Stored dataset items
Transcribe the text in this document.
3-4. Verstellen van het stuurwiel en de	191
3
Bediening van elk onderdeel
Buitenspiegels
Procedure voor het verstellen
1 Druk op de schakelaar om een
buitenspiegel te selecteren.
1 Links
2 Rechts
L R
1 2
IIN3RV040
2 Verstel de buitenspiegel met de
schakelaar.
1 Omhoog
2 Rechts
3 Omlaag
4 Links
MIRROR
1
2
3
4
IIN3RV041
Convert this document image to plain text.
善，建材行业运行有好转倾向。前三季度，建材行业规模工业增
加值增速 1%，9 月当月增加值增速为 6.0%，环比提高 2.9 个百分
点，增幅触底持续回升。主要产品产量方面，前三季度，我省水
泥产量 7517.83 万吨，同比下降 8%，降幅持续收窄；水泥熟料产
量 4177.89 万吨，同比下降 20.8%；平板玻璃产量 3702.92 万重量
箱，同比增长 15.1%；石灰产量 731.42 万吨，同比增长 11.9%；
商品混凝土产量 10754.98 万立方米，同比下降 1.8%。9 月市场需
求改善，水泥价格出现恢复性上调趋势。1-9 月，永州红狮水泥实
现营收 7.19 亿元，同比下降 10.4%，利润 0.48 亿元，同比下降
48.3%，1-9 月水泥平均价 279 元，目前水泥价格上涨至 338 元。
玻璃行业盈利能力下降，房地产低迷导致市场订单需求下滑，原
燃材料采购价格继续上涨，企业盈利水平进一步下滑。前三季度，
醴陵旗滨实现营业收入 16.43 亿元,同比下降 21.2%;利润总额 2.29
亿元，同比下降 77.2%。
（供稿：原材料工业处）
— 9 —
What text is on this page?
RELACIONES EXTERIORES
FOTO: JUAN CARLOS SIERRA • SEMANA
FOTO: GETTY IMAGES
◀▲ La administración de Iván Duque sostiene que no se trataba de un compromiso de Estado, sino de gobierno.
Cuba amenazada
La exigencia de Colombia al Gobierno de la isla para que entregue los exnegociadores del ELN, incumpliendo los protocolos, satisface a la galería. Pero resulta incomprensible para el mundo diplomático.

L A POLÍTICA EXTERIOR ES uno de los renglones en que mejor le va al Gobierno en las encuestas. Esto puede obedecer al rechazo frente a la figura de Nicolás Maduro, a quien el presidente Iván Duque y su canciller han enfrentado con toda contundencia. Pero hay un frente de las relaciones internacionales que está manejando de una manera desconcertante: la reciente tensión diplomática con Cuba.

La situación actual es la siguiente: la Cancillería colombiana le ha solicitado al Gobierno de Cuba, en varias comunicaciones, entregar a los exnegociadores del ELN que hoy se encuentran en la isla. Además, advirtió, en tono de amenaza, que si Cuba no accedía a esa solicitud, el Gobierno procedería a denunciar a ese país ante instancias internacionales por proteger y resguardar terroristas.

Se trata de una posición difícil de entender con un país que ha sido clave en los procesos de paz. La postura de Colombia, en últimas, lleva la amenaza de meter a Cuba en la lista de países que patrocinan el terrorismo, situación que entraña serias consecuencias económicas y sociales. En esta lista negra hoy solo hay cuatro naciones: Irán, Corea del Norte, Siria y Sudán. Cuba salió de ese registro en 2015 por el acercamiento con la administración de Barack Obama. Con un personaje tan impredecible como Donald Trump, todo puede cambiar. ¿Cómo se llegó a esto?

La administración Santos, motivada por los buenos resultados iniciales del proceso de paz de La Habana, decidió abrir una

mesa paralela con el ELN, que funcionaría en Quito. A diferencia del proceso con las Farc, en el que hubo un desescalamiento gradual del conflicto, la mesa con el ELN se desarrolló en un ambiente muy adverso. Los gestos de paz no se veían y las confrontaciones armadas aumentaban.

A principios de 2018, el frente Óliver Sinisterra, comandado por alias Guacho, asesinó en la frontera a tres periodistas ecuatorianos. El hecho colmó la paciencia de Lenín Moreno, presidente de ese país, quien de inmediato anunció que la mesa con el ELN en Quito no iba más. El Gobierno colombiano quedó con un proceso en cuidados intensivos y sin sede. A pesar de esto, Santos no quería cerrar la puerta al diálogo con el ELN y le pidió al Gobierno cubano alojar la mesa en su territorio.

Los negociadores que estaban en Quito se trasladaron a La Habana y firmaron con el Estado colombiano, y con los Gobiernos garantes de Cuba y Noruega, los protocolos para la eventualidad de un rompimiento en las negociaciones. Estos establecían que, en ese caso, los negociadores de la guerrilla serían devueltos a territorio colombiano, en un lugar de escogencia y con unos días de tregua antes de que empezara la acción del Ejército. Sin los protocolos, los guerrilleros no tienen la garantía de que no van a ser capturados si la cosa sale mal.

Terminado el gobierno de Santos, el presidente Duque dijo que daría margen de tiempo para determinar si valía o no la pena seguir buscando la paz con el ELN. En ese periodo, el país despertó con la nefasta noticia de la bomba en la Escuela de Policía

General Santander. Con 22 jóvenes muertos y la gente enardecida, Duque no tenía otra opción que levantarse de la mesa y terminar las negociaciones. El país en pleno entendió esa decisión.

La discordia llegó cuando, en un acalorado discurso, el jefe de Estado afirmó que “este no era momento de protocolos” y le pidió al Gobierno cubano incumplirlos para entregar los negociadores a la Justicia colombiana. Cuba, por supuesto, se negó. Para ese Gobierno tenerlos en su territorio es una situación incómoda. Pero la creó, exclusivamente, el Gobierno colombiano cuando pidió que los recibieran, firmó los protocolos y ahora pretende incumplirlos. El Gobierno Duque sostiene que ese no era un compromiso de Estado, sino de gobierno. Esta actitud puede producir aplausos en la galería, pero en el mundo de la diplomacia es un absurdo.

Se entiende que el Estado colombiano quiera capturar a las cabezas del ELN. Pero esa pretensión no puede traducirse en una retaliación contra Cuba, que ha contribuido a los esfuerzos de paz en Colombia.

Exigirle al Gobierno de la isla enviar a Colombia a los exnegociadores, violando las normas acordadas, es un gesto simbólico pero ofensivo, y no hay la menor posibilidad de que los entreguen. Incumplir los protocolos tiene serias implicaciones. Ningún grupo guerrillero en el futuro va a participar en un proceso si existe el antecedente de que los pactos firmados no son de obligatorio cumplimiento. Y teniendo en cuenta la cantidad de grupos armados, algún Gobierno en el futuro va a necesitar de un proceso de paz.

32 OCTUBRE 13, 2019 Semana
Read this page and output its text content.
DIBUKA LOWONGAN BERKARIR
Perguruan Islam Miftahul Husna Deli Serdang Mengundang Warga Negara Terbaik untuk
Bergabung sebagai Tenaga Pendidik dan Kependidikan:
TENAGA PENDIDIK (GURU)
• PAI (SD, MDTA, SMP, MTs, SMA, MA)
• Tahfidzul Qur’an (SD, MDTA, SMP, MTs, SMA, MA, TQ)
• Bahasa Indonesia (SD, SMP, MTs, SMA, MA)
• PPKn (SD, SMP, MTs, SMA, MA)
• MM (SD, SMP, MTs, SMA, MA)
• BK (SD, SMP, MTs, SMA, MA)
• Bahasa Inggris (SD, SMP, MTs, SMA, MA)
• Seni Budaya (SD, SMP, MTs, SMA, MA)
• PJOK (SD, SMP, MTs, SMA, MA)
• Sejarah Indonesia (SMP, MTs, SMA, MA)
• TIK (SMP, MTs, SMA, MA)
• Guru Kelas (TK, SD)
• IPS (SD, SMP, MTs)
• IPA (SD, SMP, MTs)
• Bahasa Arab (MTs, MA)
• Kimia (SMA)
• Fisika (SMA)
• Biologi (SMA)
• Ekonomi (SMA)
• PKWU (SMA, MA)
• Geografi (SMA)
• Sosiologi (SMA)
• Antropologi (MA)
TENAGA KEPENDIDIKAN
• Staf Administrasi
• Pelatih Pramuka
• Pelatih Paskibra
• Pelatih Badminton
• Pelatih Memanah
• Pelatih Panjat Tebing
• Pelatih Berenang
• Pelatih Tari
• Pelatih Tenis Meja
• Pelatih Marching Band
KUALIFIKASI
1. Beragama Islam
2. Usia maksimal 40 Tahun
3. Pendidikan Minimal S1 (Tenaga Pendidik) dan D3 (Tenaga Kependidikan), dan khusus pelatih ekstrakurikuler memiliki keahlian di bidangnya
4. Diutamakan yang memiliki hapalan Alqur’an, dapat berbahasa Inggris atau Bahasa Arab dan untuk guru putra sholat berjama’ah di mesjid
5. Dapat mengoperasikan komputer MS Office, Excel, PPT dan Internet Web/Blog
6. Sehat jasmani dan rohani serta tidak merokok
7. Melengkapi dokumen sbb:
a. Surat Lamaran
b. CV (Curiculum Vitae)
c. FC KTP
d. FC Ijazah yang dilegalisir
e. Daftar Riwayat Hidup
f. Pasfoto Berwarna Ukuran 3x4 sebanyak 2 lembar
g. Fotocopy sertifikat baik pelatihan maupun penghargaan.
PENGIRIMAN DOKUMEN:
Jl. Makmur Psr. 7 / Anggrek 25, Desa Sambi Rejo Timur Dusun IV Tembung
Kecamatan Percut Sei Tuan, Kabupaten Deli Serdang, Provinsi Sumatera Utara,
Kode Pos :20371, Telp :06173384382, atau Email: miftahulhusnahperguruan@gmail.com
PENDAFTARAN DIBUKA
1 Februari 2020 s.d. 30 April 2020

Direction
Which lines hold the string "text"? Copy all of them from the data above.

Solution for this problem
Transcribe the text in this document.
Convert this document image to plain text.
What text is on this page?
Read this page and output its text content.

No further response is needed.